» **Your goal**: Copy all lines below containing "into".

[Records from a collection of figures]
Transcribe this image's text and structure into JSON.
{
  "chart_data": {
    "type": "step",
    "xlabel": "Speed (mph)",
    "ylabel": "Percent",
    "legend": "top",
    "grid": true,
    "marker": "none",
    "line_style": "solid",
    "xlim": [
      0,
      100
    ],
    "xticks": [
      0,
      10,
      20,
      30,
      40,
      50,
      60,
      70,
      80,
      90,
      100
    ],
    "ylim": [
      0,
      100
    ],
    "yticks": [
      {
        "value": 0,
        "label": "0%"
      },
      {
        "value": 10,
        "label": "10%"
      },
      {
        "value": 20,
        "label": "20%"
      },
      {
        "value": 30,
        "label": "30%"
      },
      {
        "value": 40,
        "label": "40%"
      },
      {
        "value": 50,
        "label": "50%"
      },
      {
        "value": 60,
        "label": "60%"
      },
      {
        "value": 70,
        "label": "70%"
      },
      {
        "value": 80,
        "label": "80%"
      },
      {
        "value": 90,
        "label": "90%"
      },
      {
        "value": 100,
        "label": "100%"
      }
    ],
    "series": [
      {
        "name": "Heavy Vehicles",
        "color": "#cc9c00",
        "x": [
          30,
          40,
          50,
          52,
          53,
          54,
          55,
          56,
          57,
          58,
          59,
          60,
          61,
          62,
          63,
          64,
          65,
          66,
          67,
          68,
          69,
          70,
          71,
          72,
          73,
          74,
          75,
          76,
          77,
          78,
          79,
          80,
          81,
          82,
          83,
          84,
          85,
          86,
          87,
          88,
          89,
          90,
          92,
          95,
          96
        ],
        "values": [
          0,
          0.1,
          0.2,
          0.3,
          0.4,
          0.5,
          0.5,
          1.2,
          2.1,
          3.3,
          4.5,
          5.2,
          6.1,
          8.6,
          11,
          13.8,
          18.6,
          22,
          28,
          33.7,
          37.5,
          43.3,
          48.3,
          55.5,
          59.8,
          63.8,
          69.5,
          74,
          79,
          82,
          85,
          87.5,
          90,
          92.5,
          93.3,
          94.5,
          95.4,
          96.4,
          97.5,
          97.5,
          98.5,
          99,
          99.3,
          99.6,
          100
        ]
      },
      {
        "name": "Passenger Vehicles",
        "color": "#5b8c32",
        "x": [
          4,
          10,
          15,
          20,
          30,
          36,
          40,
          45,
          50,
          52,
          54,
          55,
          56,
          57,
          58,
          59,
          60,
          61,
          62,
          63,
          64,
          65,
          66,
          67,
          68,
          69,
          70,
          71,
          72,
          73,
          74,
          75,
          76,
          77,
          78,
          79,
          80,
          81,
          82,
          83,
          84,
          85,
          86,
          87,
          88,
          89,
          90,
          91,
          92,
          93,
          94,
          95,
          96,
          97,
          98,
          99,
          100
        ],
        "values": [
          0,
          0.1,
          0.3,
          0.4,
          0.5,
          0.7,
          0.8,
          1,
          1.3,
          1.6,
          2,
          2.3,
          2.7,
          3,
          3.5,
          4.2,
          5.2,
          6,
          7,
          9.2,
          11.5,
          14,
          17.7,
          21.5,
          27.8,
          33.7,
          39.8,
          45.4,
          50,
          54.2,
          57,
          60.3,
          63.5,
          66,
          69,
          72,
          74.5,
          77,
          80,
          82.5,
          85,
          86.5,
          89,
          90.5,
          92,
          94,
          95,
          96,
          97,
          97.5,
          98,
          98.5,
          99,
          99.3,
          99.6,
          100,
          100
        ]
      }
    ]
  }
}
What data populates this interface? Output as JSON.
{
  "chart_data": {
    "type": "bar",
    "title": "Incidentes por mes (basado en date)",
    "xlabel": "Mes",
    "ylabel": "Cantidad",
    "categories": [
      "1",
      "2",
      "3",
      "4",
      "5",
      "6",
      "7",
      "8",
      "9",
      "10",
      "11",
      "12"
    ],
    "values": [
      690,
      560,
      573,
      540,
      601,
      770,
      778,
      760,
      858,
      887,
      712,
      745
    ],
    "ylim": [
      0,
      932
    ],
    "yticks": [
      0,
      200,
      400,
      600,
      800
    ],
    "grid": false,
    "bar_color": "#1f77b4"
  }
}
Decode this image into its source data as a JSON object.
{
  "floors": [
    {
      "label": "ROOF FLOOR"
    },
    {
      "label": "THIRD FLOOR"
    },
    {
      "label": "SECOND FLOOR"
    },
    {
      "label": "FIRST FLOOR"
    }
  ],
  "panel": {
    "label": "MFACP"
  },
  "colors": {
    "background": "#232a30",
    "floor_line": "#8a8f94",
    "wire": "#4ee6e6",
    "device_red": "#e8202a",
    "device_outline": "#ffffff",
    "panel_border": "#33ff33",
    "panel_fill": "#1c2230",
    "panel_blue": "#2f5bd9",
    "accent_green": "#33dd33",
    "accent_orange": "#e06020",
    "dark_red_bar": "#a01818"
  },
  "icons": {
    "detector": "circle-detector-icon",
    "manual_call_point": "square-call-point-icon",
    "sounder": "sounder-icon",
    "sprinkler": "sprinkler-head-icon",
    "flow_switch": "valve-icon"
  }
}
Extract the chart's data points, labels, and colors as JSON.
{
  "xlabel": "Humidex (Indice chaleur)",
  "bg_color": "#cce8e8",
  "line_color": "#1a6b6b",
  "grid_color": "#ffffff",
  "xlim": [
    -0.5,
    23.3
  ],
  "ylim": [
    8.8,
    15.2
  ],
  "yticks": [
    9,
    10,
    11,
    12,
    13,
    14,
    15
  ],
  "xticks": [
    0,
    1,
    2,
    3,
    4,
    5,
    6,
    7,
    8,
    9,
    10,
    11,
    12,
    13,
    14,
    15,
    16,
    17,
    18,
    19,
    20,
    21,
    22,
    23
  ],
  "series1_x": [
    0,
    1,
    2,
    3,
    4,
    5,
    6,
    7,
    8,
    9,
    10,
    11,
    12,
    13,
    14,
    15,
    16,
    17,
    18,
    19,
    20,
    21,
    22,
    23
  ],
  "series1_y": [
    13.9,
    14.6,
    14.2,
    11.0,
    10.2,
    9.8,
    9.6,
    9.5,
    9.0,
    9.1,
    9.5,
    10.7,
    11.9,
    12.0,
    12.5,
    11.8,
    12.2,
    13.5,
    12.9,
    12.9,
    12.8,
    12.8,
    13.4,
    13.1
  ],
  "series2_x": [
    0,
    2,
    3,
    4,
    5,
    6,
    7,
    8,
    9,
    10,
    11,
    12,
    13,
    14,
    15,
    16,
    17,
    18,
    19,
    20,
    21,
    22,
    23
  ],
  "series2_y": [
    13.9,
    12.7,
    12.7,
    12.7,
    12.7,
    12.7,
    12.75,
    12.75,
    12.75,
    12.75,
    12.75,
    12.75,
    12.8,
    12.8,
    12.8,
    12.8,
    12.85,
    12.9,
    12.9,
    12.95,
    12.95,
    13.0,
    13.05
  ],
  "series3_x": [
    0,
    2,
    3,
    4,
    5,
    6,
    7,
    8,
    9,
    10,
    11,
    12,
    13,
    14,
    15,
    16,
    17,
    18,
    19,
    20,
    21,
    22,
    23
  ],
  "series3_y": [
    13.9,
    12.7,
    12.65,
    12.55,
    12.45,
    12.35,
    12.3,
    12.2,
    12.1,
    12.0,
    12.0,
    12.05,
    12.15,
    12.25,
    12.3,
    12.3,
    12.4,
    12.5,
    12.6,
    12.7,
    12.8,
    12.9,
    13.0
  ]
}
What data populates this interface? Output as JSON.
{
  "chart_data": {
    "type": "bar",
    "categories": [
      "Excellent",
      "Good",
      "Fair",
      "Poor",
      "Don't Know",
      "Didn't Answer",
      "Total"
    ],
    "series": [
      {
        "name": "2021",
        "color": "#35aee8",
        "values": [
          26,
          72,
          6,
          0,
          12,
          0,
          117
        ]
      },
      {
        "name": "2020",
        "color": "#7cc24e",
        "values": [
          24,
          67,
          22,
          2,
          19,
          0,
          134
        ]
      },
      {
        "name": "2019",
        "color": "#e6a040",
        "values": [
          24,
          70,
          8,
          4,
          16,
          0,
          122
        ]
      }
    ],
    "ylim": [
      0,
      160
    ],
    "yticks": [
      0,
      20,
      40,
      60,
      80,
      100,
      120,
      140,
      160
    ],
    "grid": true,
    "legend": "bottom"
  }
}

» **Final result**:
Transcribe this image's text and structure into JSON.
Decode this image into its source data as a JSON object.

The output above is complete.